--- Start ---

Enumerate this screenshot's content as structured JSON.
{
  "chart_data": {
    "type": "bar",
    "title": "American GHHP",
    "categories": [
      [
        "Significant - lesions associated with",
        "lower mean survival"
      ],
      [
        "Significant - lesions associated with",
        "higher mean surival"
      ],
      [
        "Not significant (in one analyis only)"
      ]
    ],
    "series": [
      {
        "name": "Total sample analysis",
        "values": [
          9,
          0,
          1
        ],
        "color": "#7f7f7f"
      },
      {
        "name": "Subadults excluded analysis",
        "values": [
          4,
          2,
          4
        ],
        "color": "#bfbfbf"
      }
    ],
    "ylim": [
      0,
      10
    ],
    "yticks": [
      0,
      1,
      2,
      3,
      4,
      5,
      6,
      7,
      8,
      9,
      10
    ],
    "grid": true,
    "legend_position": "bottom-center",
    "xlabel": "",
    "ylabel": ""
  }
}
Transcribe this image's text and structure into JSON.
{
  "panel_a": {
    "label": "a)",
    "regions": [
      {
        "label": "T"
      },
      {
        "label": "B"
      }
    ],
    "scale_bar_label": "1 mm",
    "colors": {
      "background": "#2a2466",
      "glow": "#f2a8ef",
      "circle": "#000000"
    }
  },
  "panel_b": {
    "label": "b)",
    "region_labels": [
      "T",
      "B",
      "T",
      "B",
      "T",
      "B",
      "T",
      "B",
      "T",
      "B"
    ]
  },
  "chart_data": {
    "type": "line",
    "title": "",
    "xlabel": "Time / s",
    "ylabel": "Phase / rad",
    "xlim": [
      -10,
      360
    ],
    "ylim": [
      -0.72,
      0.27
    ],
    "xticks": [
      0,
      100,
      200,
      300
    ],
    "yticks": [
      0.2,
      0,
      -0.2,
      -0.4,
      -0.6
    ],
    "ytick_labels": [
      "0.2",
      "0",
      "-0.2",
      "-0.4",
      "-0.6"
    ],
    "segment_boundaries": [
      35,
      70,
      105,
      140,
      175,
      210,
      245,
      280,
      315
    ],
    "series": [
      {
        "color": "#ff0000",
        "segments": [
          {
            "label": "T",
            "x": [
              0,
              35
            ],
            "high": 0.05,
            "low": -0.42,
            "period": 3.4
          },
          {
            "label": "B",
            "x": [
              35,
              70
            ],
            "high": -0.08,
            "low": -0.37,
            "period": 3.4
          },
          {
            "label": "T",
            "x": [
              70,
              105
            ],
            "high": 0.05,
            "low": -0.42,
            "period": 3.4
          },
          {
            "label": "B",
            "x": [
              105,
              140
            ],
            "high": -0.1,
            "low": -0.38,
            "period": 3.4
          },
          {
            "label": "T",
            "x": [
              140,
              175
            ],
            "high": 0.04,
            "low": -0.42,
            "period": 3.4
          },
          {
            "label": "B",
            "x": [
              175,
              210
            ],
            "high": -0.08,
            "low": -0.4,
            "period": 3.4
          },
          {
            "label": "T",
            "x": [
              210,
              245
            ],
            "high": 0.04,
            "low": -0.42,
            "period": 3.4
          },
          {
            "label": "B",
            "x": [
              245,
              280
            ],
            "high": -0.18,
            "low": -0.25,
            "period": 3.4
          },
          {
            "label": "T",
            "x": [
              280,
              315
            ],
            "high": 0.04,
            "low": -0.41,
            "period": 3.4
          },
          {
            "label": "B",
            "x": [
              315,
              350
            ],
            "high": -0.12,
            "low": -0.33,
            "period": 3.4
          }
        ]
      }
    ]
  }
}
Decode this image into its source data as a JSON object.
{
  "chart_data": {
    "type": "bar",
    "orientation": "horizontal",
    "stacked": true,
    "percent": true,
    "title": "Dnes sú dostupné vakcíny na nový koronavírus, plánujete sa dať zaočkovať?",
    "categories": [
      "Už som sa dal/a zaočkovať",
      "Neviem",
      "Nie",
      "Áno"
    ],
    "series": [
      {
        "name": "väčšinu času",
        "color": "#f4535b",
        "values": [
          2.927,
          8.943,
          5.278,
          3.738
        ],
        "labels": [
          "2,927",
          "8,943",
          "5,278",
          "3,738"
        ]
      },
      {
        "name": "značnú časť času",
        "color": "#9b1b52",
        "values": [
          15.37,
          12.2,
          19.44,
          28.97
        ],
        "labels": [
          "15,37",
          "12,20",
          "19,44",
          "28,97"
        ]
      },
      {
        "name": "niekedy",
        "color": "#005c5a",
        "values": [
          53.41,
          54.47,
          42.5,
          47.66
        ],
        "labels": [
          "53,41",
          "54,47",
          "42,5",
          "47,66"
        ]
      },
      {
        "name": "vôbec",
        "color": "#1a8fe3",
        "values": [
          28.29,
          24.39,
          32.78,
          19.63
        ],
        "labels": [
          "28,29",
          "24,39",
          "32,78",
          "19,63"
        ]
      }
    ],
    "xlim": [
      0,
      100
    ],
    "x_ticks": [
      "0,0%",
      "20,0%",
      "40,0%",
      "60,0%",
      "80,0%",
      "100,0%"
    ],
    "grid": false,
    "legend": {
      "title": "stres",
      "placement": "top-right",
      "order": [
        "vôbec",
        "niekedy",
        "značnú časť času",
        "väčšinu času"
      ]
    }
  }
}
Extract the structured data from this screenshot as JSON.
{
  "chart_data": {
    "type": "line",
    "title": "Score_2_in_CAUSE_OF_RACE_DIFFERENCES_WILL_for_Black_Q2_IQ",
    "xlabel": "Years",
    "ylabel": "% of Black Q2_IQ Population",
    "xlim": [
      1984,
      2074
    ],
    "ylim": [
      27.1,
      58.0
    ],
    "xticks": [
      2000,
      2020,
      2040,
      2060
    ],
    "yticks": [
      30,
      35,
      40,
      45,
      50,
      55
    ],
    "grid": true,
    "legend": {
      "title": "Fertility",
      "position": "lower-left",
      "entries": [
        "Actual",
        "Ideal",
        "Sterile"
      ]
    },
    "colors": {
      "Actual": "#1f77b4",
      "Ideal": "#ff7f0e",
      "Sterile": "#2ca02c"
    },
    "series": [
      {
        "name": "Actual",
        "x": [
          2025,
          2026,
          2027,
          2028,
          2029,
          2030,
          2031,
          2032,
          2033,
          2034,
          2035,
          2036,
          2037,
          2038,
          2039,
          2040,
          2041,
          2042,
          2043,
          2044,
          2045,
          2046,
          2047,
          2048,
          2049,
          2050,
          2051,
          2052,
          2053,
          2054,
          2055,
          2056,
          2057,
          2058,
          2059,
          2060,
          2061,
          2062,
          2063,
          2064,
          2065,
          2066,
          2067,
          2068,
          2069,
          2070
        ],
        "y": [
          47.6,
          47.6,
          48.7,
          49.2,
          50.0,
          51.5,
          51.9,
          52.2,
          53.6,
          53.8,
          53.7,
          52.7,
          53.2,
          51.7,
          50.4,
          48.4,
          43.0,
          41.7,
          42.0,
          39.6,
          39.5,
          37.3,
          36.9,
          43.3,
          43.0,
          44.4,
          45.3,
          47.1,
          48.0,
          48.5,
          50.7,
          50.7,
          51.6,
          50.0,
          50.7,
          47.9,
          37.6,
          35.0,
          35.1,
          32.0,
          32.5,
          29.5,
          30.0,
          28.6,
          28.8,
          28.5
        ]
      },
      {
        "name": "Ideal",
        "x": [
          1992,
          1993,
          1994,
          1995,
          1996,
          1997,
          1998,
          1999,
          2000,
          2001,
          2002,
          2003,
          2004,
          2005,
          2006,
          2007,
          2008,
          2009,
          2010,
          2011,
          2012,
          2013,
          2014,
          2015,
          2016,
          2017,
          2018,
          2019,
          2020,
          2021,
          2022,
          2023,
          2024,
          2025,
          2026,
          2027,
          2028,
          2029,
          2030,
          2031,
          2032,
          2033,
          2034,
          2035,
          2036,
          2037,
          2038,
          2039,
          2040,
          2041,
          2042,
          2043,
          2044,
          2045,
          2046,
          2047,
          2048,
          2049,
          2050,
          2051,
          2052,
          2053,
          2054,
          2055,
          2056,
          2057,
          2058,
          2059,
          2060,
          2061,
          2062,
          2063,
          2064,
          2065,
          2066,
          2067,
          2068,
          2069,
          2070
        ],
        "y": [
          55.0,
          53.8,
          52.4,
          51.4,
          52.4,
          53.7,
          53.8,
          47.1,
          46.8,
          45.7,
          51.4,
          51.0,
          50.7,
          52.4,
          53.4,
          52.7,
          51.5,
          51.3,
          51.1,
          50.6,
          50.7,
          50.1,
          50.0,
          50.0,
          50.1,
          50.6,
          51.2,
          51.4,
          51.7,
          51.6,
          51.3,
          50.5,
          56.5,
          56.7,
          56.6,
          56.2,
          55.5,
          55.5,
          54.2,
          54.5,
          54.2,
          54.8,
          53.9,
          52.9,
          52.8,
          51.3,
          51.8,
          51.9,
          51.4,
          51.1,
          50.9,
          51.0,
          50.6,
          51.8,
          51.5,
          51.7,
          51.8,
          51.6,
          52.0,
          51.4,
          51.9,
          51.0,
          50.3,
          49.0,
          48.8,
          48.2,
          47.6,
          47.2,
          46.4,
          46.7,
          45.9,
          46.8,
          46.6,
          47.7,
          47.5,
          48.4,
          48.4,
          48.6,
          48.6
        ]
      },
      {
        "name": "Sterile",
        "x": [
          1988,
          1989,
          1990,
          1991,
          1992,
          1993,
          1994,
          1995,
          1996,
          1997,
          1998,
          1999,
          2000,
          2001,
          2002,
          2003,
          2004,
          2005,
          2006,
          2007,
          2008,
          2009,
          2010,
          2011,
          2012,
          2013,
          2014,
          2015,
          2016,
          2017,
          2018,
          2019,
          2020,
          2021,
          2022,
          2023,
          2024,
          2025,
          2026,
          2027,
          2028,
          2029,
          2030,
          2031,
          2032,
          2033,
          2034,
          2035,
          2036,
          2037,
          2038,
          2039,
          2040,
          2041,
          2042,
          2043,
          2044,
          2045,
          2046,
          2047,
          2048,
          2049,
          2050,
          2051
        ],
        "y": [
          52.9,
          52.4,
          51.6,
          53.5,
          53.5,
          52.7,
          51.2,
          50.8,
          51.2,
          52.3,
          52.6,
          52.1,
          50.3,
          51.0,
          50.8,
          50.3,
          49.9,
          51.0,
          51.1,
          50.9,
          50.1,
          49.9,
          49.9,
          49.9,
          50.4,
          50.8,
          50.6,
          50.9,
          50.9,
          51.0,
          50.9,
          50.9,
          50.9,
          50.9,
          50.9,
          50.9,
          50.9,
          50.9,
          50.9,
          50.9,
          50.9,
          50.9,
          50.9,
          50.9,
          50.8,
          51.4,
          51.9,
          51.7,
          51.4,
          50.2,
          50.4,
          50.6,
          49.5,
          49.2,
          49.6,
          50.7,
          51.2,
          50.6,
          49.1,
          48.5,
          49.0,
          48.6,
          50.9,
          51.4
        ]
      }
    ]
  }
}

--- End ---

_Written request:_ Show every line that contains the word "JSON".

_Expected answer:_
Enumerate this screenshot's content as structured JSON.
Transcribe this image's text and structure into JSON.
Decode this image into its source data as a JSON object.
Extract the structured data from this screenshot as JSON.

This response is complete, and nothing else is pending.